En cualquier caso, los atractivos de Second life son múltiples: la novedad del tema abordado (que no tiene desperdicio); la justeza y rotundidad de sus imágenes, algunas de ellas inolvidables; la inesperada riqueza de sus tonos (el documental es a la vez escalofriante, conmovedor y, por momentos, hasta divertido); y, sobre todo, su asombrosa capacidad para dotar de forma, cuerpo y alma cinematográfica a nada menos que el miedo a la muerte.
Parafraseemos a Hitchcock. Por un lado, Second life tiene gracia. Irina ha decidido criogenizar a su anciana madre en la empresa rusa KrioRus, una de las pocas que se dedica a la criónica en el mundo. Ahora bien, el contraste entre el día a día de Irina y las supuestamente modernísimas instalaciones de KrioRus llega a resultar cómico, precisamente porque no parece haber contraste alguno. Pankov describe KrioRus casi como un depósito lechero. La oficina de sus directores no es más grande que la de una tienda de electricidad de barrio; el técnico explica el proceso de congelación con una pizarra y un rotulador como si estuviera en una clase del antiguo EGB; y las instalaciones se reducen a un vetusto almacén en el que reposa una gran cubeta blanca, blanquísima, que, eso sí, se supone que alberga cuarenta cuerpos congelados. En Second life, la sofisticación de Black Mirror se ha transformado en un escenario demasiado cotidiano, sin ‘glamour’ ni presupuesto.

--

Qué debe hacer:
Transcriba el pasaje del texto sobre el documental Second life desde "En cualquier caso, los" hasta "a la muerte.".

--

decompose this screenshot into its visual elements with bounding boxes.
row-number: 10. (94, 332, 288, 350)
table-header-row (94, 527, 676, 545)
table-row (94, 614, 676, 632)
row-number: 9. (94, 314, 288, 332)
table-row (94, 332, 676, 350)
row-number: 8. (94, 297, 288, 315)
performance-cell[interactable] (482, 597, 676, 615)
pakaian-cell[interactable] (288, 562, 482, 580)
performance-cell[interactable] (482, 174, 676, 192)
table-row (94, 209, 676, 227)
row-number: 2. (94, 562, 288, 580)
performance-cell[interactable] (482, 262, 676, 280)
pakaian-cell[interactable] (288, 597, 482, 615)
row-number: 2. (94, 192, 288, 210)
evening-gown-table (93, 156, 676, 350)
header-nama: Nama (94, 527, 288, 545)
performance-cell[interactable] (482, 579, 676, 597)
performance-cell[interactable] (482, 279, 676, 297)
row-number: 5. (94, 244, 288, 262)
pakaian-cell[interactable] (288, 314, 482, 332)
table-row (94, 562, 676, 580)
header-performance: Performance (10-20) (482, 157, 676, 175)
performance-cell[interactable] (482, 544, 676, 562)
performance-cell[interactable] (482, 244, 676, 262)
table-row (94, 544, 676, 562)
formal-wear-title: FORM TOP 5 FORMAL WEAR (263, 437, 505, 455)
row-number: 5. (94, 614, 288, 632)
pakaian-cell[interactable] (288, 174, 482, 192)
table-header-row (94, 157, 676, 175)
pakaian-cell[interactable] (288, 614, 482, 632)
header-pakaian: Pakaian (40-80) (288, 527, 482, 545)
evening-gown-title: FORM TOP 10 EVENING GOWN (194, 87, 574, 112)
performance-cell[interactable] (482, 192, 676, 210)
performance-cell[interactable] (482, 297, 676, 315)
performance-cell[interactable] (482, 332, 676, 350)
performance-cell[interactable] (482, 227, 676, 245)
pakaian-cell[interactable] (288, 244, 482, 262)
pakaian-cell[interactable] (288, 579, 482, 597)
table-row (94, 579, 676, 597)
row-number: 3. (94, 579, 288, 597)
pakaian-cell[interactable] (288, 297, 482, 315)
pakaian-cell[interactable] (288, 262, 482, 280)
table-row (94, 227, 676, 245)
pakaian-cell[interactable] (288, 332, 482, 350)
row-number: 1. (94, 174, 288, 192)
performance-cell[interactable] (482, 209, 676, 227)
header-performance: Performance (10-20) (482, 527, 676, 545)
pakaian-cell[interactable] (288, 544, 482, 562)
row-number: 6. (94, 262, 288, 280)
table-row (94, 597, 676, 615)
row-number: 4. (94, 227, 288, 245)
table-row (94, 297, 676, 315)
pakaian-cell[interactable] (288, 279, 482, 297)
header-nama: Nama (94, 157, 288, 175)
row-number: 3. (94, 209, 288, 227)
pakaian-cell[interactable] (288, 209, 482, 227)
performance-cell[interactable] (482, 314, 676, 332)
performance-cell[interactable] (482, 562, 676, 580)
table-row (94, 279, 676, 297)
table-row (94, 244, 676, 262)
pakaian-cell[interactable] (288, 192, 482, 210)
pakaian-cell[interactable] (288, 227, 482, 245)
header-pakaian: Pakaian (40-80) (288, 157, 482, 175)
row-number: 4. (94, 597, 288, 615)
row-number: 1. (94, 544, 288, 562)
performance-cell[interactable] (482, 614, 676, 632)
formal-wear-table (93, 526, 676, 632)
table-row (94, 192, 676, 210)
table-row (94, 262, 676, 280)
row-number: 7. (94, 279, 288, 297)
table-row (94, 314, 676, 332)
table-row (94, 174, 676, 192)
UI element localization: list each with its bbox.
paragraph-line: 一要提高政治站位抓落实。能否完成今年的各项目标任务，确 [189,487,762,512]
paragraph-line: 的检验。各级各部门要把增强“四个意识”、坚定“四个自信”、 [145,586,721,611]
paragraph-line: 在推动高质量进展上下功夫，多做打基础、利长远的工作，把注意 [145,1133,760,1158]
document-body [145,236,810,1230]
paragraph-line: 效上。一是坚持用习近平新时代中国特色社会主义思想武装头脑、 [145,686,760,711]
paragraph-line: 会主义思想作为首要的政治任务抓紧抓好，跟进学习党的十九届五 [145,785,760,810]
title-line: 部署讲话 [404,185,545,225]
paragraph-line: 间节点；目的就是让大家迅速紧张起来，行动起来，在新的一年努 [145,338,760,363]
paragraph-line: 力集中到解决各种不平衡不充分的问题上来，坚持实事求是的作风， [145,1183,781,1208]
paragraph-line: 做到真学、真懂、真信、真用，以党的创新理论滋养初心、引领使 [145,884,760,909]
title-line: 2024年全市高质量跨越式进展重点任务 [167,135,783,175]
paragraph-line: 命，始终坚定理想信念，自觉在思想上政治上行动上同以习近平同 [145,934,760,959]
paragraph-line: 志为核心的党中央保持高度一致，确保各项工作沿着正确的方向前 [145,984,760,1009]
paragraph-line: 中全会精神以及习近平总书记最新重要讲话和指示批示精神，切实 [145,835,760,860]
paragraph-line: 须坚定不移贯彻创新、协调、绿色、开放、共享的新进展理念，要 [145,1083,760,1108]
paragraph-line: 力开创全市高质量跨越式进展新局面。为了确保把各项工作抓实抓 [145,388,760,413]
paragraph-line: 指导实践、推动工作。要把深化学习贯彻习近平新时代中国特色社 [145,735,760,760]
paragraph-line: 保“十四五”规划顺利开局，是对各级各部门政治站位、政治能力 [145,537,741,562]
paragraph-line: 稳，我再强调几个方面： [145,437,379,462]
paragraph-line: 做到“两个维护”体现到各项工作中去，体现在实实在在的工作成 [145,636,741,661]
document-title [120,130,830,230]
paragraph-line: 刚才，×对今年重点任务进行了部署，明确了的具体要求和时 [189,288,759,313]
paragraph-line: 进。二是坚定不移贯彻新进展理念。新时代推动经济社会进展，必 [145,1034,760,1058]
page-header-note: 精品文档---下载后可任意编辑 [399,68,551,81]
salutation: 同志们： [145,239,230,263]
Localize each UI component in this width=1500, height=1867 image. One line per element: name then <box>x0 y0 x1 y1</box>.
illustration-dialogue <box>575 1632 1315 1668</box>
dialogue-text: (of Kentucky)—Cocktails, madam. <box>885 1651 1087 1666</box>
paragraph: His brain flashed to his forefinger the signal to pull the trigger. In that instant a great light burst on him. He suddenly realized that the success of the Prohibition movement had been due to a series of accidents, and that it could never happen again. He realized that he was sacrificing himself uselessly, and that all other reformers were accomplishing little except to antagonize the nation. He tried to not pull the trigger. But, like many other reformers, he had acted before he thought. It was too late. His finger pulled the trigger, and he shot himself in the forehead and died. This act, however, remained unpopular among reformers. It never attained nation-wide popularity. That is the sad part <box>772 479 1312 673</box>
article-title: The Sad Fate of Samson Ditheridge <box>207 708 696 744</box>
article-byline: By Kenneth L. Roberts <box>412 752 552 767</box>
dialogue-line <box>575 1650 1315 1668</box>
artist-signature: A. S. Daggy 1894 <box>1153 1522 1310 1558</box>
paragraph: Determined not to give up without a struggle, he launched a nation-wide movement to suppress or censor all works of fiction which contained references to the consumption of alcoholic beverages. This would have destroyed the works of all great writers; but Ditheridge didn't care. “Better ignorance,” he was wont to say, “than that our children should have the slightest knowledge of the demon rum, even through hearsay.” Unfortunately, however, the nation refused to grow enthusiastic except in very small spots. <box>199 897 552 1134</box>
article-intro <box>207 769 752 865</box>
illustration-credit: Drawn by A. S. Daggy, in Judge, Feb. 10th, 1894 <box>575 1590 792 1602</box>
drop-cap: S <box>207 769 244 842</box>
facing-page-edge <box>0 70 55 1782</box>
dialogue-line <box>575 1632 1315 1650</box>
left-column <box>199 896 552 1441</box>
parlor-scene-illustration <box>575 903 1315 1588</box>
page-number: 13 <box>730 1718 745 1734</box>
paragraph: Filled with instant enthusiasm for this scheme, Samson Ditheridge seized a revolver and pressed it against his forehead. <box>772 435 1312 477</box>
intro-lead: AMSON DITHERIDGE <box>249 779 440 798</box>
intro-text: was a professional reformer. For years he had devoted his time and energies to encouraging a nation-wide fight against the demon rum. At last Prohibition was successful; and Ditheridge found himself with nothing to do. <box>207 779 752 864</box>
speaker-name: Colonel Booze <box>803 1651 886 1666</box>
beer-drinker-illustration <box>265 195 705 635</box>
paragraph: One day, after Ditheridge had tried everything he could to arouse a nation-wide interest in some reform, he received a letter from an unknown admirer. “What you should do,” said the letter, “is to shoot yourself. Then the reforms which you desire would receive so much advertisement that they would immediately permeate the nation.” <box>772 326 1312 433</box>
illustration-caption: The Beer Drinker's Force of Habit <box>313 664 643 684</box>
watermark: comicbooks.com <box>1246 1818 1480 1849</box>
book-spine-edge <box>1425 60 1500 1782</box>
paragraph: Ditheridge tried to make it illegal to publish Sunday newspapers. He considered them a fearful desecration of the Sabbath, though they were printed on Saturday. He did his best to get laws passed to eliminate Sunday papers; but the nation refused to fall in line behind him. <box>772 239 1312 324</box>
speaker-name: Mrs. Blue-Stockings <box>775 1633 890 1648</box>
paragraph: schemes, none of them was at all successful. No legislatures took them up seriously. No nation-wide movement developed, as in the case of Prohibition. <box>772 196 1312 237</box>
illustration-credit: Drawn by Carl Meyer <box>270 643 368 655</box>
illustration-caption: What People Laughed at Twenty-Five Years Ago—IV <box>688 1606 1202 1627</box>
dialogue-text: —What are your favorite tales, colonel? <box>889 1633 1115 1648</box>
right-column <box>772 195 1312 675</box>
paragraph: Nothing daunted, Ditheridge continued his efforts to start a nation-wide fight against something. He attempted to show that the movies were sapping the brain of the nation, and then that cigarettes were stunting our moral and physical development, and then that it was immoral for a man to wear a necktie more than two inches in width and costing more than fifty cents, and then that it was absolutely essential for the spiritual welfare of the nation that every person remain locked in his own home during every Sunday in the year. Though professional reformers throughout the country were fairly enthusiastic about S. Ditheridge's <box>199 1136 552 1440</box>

--

Respuesta al ejercicio:
En cualquier caso, los atractivos de Second life son múltiples: la novedad del tema abordado (que no tiene desperdicio); la justeza y rotundidad de sus imágenes, algunas de ellas inolvidables; la inesperada riqueza de sus tonos (el documental es a la vez escalofriante, conmovedor y, por momentos, hasta divertido); y, sobre todo, su asombrosa capacidad para dotar de forma, cuerpo y alma cinematográfica a nada menos que el miedo a la muerte.